▶ _Task statement_
Pull out every line containing the string "available".

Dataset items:
════════════════════
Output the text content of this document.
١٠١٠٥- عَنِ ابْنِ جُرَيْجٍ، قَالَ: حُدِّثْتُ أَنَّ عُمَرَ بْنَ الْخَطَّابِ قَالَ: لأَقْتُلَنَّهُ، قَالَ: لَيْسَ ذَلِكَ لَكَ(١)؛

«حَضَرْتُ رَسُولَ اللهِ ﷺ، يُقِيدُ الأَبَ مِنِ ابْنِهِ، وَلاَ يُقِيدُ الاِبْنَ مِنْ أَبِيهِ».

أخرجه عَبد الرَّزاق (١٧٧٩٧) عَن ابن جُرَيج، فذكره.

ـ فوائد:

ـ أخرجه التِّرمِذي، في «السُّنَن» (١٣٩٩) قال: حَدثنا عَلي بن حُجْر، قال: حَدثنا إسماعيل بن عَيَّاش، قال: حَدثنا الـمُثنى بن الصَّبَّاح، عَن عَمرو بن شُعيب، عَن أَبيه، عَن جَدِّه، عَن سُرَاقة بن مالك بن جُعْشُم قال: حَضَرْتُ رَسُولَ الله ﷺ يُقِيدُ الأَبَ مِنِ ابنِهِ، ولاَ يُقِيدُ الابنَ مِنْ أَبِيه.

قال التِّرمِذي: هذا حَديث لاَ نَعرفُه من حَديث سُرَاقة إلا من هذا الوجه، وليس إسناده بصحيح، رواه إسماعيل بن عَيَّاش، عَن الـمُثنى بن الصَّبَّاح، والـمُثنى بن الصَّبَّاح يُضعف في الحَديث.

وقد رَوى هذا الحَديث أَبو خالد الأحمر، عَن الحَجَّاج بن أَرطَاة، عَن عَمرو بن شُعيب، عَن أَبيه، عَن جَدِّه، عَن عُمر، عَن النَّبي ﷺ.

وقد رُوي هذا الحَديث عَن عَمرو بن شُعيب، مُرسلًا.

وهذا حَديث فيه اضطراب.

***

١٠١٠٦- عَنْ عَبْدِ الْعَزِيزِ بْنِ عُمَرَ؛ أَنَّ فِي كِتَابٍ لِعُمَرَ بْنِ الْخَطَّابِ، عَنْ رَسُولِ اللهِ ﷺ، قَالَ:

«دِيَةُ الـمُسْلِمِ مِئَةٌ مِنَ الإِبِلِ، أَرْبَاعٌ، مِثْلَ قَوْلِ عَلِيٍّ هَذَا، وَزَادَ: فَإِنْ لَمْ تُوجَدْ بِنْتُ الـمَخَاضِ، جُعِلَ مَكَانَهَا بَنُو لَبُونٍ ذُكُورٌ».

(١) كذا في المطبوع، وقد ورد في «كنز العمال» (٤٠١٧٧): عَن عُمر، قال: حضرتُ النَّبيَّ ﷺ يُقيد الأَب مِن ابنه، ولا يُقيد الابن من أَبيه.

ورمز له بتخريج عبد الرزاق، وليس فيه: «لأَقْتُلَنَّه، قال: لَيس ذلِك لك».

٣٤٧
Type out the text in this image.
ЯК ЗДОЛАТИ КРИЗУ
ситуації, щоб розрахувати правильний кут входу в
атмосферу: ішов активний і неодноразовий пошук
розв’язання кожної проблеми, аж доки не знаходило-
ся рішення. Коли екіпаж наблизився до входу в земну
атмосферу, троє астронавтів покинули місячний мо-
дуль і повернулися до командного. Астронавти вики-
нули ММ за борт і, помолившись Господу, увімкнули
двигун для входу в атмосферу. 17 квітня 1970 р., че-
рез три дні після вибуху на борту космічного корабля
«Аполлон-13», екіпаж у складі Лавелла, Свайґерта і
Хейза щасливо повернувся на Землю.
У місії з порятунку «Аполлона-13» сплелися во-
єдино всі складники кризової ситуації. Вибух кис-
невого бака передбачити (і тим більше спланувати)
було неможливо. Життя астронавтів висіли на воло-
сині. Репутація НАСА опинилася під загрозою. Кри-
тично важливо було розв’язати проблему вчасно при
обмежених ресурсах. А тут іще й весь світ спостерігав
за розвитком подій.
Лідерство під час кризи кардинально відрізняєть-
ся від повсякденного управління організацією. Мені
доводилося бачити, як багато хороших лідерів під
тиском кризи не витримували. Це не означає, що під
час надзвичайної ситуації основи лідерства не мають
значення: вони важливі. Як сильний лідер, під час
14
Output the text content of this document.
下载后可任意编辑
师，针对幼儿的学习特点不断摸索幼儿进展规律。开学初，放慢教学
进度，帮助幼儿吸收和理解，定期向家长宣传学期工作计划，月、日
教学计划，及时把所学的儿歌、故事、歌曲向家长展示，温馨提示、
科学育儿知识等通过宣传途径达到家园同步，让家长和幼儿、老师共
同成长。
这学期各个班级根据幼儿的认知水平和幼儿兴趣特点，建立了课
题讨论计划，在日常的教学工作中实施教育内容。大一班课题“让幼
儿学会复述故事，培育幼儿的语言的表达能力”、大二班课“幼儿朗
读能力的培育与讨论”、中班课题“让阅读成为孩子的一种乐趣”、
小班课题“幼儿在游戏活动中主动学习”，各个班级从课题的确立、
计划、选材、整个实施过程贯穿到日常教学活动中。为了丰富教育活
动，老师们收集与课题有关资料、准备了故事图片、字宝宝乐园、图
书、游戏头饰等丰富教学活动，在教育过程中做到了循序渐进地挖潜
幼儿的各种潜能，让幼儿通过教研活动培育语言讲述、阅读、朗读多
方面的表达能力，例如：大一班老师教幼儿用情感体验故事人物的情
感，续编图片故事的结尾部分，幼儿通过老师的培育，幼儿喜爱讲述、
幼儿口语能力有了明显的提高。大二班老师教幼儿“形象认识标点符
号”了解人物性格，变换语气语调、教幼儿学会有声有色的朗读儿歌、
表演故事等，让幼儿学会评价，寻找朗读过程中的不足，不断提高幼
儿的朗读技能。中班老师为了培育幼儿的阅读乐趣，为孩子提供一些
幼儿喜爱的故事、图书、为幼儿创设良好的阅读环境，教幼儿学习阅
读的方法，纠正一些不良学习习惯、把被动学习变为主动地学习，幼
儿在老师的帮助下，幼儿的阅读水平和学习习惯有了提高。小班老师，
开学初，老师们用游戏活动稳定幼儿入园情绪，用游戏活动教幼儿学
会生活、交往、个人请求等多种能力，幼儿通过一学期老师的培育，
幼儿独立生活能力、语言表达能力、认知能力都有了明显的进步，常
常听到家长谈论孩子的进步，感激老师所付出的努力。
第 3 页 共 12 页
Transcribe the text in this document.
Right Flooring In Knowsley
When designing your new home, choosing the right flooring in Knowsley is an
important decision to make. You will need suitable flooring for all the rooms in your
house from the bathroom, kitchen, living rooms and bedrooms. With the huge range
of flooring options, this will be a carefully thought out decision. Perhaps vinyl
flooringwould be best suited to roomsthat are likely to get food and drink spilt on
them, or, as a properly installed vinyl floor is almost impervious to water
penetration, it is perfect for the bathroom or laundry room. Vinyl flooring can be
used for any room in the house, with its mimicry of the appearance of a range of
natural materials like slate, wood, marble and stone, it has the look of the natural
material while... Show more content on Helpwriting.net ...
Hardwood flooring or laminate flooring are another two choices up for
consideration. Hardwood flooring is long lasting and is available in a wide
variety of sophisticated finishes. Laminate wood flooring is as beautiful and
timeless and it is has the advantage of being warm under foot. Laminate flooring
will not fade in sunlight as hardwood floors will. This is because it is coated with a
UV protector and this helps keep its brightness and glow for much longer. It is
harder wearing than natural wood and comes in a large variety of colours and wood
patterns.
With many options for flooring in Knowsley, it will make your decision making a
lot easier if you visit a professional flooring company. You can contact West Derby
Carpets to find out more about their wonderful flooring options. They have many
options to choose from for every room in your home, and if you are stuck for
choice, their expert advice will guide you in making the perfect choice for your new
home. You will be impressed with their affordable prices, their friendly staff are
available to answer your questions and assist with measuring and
════════════════════
▶ _Solution below_
consideration. Hardwood flooring is long lasting and is available in a wide
available to answer your questions and assist with measuring and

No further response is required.